** Begin Supplied records **
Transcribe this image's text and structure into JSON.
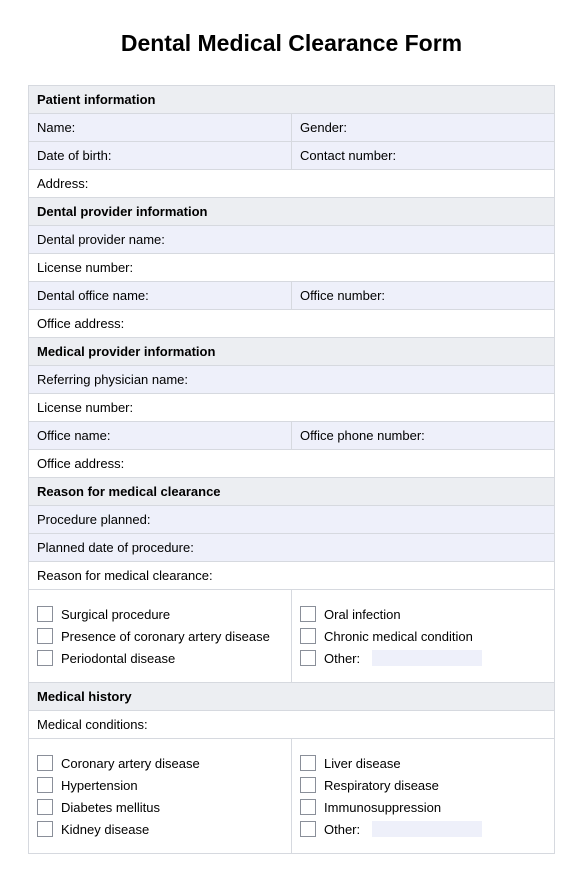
{
  "title": "Dental Medical Clearance Form",
  "sections": {
    "patient": {
      "header": "Patient information",
      "name": "Name:",
      "gender": "Gender:",
      "dob": "Date of birth:",
      "contact": "Contact number:",
      "address": "Address:"
    },
    "dental": {
      "header": "Dental provider information",
      "providerName": "Dental provider name:",
      "license": "License number:",
      "officeName": "Dental office name:",
      "officeNumber": "Office number:",
      "officeAddress": "Office address:"
    },
    "medical": {
      "header": "Medical provider information",
      "physician": "Referring physician name:",
      "license": "License number:",
      "officeName": "Office name:",
      "officePhone": "Office phone number:",
      "officeAddress": "Office address:"
    },
    "reason": {
      "header": "Reason for medical clearance",
      "procedure": "Procedure planned:",
      "plannedDate": "Planned date of procedure:",
      "reasonLabel": "Reason for medical clearance:",
      "checks": {
        "left": [
          "Surgical procedure",
          "Presence of coronary artery disease",
          "Periodontal disease"
        ],
        "right": [
          "Oral infection",
          "Chronic medical condition",
          "Other:"
        ]
      }
    },
    "history": {
      "header": "Medical history",
      "conditionsLabel": "Medical conditions:",
      "checks": {
        "left": [
          "Coronary artery disease",
          "Hypertension",
          "Diabetes mellitus",
          "Kidney disease"
        ],
        "right": [
          "Liver disease",
          "Respiratory disease",
          "Immunosuppression",
          "Other:"
        ]
      }
    }
  }
}
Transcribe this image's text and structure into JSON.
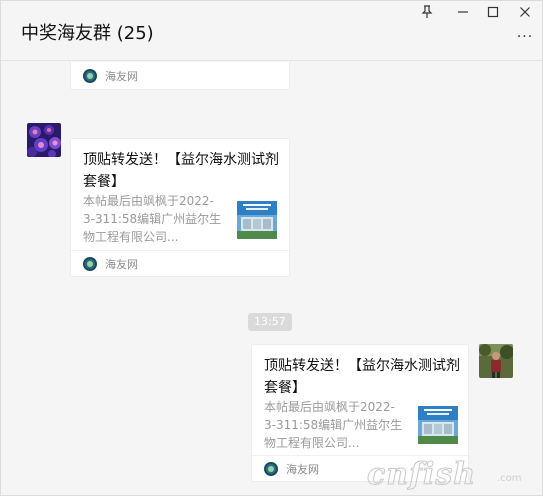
{
  "window": {
    "title": "中奖海友群 (25)",
    "controls": [
      "pin-icon",
      "minimize-icon",
      "maximize-icon",
      "close-icon"
    ],
    "more": "···"
  },
  "messages": [
    {
      "type": "card",
      "sender": "other",
      "source": "海友网",
      "partial": true
    },
    {
      "type": "card",
      "sender": "other",
      "title": "顶贴转发送！【益尔海水测试剂套餐】",
      "desc": "本帖最后由飒枫于2022-3-311:58编辑广州益尔生物工程有限公司...",
      "source": "海友网"
    },
    {
      "type": "time",
      "text": "13:57"
    },
    {
      "type": "card",
      "sender": "self",
      "title": "顶贴转发送！【益尔海水测试剂套餐】",
      "desc": "本帖最后由飒枫于2022-3-311:58编辑广州益尔生物工程有限公司...",
      "source": "海友网"
    }
  ],
  "watermark": "cnfish",
  "watermark_small": ".com",
  "colors": {
    "background": "#f5f5f5",
    "card": "#ffffff",
    "time_badge": "#dadada",
    "muted_text": "#9a9a9a"
  }
}
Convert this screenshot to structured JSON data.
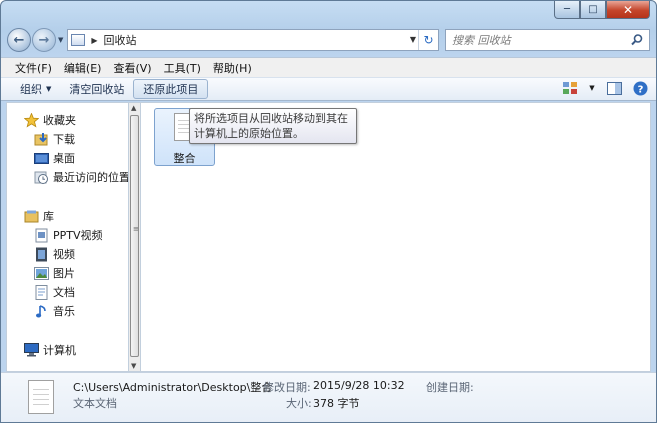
{
  "address": {
    "path": "回收站"
  },
  "search": {
    "placeholder": "搜索 回收站"
  },
  "menu": [
    "文件(F)",
    "编辑(E)",
    "查看(V)",
    "工具(T)",
    "帮助(H)"
  ],
  "toolbar": {
    "organize": "组织",
    "empty": "清空回收站",
    "restore": "还原此项目"
  },
  "nav": {
    "favorites": {
      "label": "收藏夹",
      "items": [
        "下载",
        "桌面",
        "最近访问的位置"
      ]
    },
    "libraries": {
      "label": "库",
      "items": [
        "PPTV视频",
        "视频",
        "图片",
        "文档",
        "音乐"
      ]
    },
    "computer": "计算机"
  },
  "file": {
    "name": "整合"
  },
  "tooltip": "将所选项目从回收站移动到其在计算机上的原始位置。",
  "details": {
    "path": "C:\\Users\\Administrator\\Desktop\\整合",
    "type": "文本文档",
    "modified_label": "修改日期:",
    "modified_value": "2015/9/28 10:32",
    "size_label": "大小:",
    "size_value": "378 字节",
    "created_label": "创建日期:"
  }
}
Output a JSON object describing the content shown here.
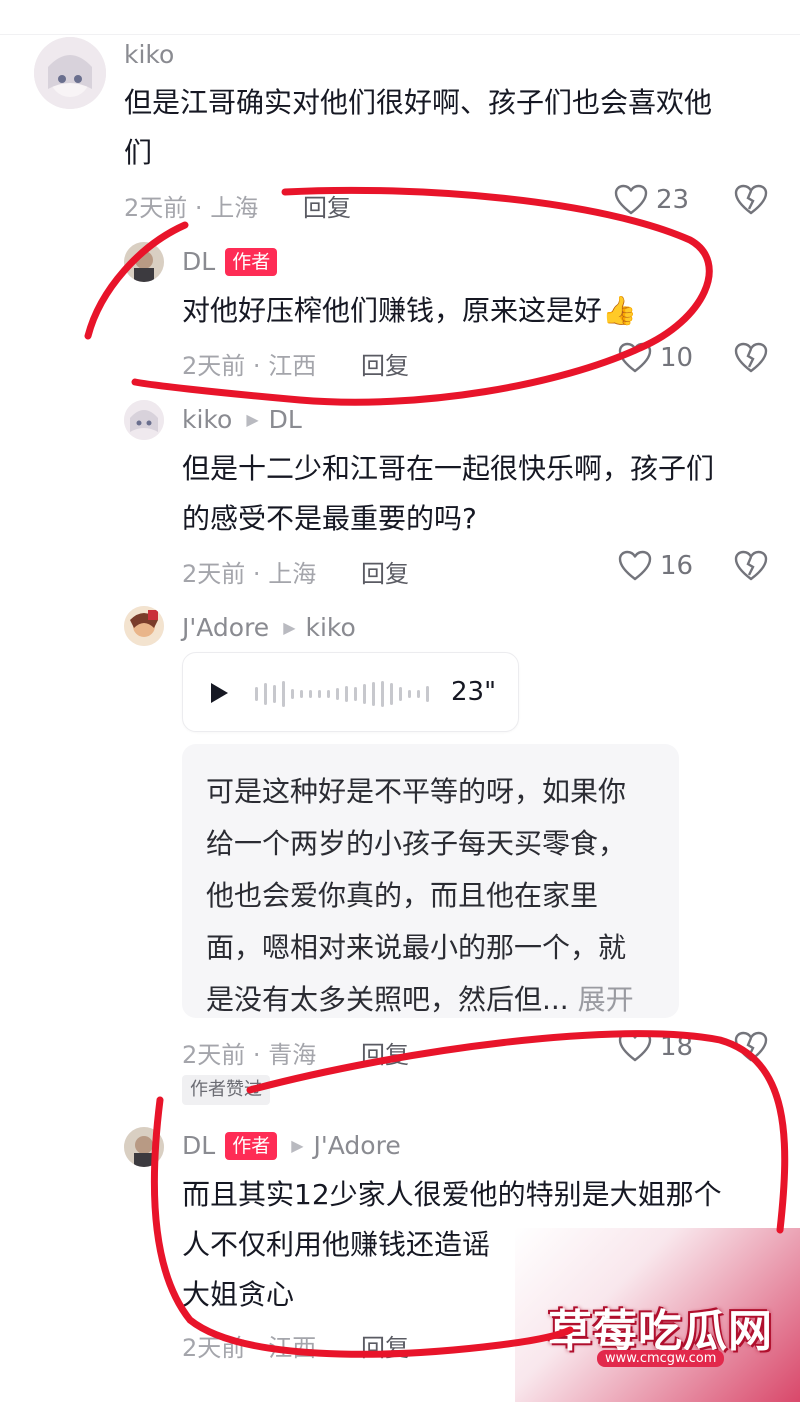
{
  "comments": [
    {
      "user": "kiko",
      "text_lines": [
        "但是江哥确实对他们很好啊、孩子们也会喜欢他",
        "们"
      ],
      "time": "2天前",
      "location": "上海",
      "reply": "回复",
      "likes": "23"
    },
    {
      "user": "DL",
      "author_badge": "作者",
      "text": "对他好压榨他们赚钱，原来这是好",
      "emoji": "👍",
      "time": "2天前",
      "location": "江西",
      "reply": "回复",
      "likes": "10"
    },
    {
      "user": "kiko",
      "reply_to": "DL",
      "text_lines": [
        "但是十二少和江哥在一起很快乐啊，孩子们",
        "的感受不是最重要的吗?"
      ],
      "time": "2天前",
      "location": "上海",
      "reply": "回复",
      "likes": "16"
    },
    {
      "user": "J'Adore",
      "reply_to": "kiko",
      "voice_duration": "23\"",
      "transcript_lines": [
        "可是这种好是不平等的呀，如果你",
        "给一个两岁的小孩子每天买零食，",
        "他也会爱你真的，而且他在家里",
        "面，嗯相对来说最小的那一个，就",
        "是没有太多关照吧，然后但..."
      ],
      "expand": "展开",
      "time": "2天前",
      "location": "青海",
      "reply": "回复",
      "likes": "18",
      "author_liked": "作者赞过"
    },
    {
      "user": "DL",
      "author_badge": "作者",
      "reply_to": "J'Adore",
      "text_lines": [
        "而且其实12少家人很爱他的特别是大姐那个",
        "人不仅利用他赚钱还造谣",
        "大姐贪心"
      ],
      "time": "2天前",
      "location": "江西",
      "reply": "回复"
    }
  ],
  "meta_sep": "·",
  "watermark": {
    "title": "草莓吃瓜网",
    "url": "www.cmcgw.com"
  },
  "colors": {
    "accent": "#fe2c55",
    "ink": "#e8142a"
  }
}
** End Supplied records **
_Exercise goal_. Reproduce every entry exactly, but omit each picture.

_Output of the task_.
Transcribe this image's text and structure into JSON.
{
  "title": "Dental Medical Clearance Form",
  "sections": {
    "patient": {
      "header": "Patient information",
      "name": "Name:",
      "gender": "Gender:",
      "dob": "Date of birth:",
      "contact": "Contact number:",
      "address": "Address:"
    },
    "dental": {
      "header": "Dental provider information",
      "providerName": "Dental provider name:",
      "license": "License number:",
      "officeName": "Dental office name:",
      "officeNumber": "Office number:",
      "officeAddress": "Office address:"
    },
    "medical": {
      "header": "Medical provider information",
      "physician": "Referring physician name:",
      "license": "License number:",
      "officeName": "Office name:",
      "officePhone": "Office phone number:",
      "officeAddress": "Office address:"
    },
    "reason": {
      "header": "Reason for medical clearance",
      "procedure": "Procedure planned:",
      "plannedDate": "Planned date of procedure:",
      "reasonLabel": "Reason for medical clearance:",
      "checks": {
        "left": [
          "Surgical procedure",
          "Presence of coronary artery disease",
          "Periodontal disease"
        ],
        "right": [
          "Oral infection",
          "Chronic medical condition",
          "Other:"
        ]
      }
    },
    "history": {
      "header": "Medical history",
      "conditionsLabel": "Medical conditions:",
      "checks": {
        "left": [
          "Coronary artery disease",
          "Hypertension",
          "Diabetes mellitus",
          "Kidney disease"
        ],
        "right": [
          "Liver disease",
          "Respiratory disease",
          "Immunosuppression",
          "Other:"
        ]
      }
    }
  }
}
Transcribe this image's text and structure into JSON.
{
  "window": {
    "title": "中奖海友群 (25)",
    "controls": [
      "pin-icon",
      "minimize-icon",
      "maximize-icon",
      "close-icon"
    ],
    "more": "···"
  },
  "messages": [
    {
      "type": "card",
      "sender": "other",
      "source": "海友网",
      "partial": true
    },
    {
      "type": "card",
      "sender": "other",
      "title": "顶贴转发送！【益尔海水测试剂套餐】",
      "desc": "本帖最后由飒枫于2022-3-311:58编辑广州益尔生物工程有限公司...",
      "source": "海友网"
    },
    {
      "type": "time",
      "text": "13:57"
    },
    {
      "type": "card",
      "sender": "self",
      "title": "顶贴转发送！【益尔海水测试剂套餐】",
      "desc": "本帖最后由飒枫于2022-3-311:58编辑广州益尔生物工程有限公司...",
      "source": "海友网"
    }
  ],
  "watermark": "cnfish",
  "watermark_small": ".com",
  "colors": {
    "background": "#f5f5f5",
    "card": "#ffffff",
    "time_badge": "#dadada",
    "muted_text": "#9a9a9a"
  }
}
Convert this screenshot to structured JSON data.
{
  "address": {
    "path": "回收站"
  },
  "search": {
    "placeholder": "搜索 回收站"
  },
  "menu": [
    "文件(F)",
    "编辑(E)",
    "查看(V)",
    "工具(T)",
    "帮助(H)"
  ],
  "toolbar": {
    "organize": "组织",
    "empty": "清空回收站",
    "restore": "还原此项目"
  },
  "nav": {
    "favorites": {
      "label": "收藏夹",
      "items": [
        "下载",
        "桌面",
        "最近访问的位置"
      ]
    },
    "libraries": {
      "label": "库",
      "items": [
        "PPTV视频",
        "视频",
        "图片",
        "文档",
        "音乐"
      ]
    },
    "computer": "计算机"
  },
  "file": {
    "name": "整合"
  },
  "tooltip": "将所选项目从回收站移动到其在计算机上的原始位置。",
  "details": {
    "path": "C:\\Users\\Administrator\\Desktop\\整合",
    "type": "文本文档",
    "modified_label": "修改日期:",
    "modified_value": "2015/9/28 10:32",
    "size_label": "大小:",
    "size_value": "378 字节",
    "created_label": "创建日期:"
  }
}
Output a JSON object describing the content shown here.
{
  "comments": [
    {
      "user": "kiko",
      "text_lines": [
        "但是江哥确实对他们很好啊、孩子们也会喜欢他",
        "们"
      ],
      "time": "2天前",
      "location": "上海",
      "reply": "回复",
      "likes": "23"
    },
    {
      "user": "DL",
      "author_badge": "作者",
      "text": "对他好压榨他们赚钱，原来这是好",
      "emoji": "👍",
      "time": "2天前",
      "location": "江西",
      "reply": "回复",
      "likes": "10"
    },
    {
      "user": "kiko",
      "reply_to": "DL",
      "text_lines": [
        "但是十二少和江哥在一起很快乐啊，孩子们",
        "的感受不是最重要的吗?"
      ],
      "time": "2天前",
      "location": "上海",
      "reply": "回复",
      "likes": "16"
    },
    {
      "user": "J'Adore",
      "reply_to": "kiko",
      "voice_duration": "23\"",
      "transcript_lines": [
        "可是这种好是不平等的呀，如果你",
        "给一个两岁的小孩子每天买零食，",
        "他也会爱你真的，而且他在家里",
        "面，嗯相对来说最小的那一个，就",
        "是没有太多关照吧，然后但..."
      ],
      "expand": "展开",
      "time": "2天前",
      "location": "青海",
      "reply": "回复",
      "likes": "18",
      "author_liked": "作者赞过"
    },
    {
      "user": "DL",
      "author_badge": "作者",
      "reply_to": "J'Adore",
      "text_lines": [
        "而且其实12少家人很爱他的特别是大姐那个",
        "人不仅利用他赚钱还造谣",
        "大姐贪心"
      ],
      "time": "2天前",
      "location": "江西",
      "reply": "回复"
    }
  ],
  "meta_sep": "·",
  "watermark": {
    "title": "草莓吃瓜网",
    "url": "www.cmcgw.com"
  },
  "colors": {
    "accent": "#fe2c55",
    "ink": "#e8142a"
  }
}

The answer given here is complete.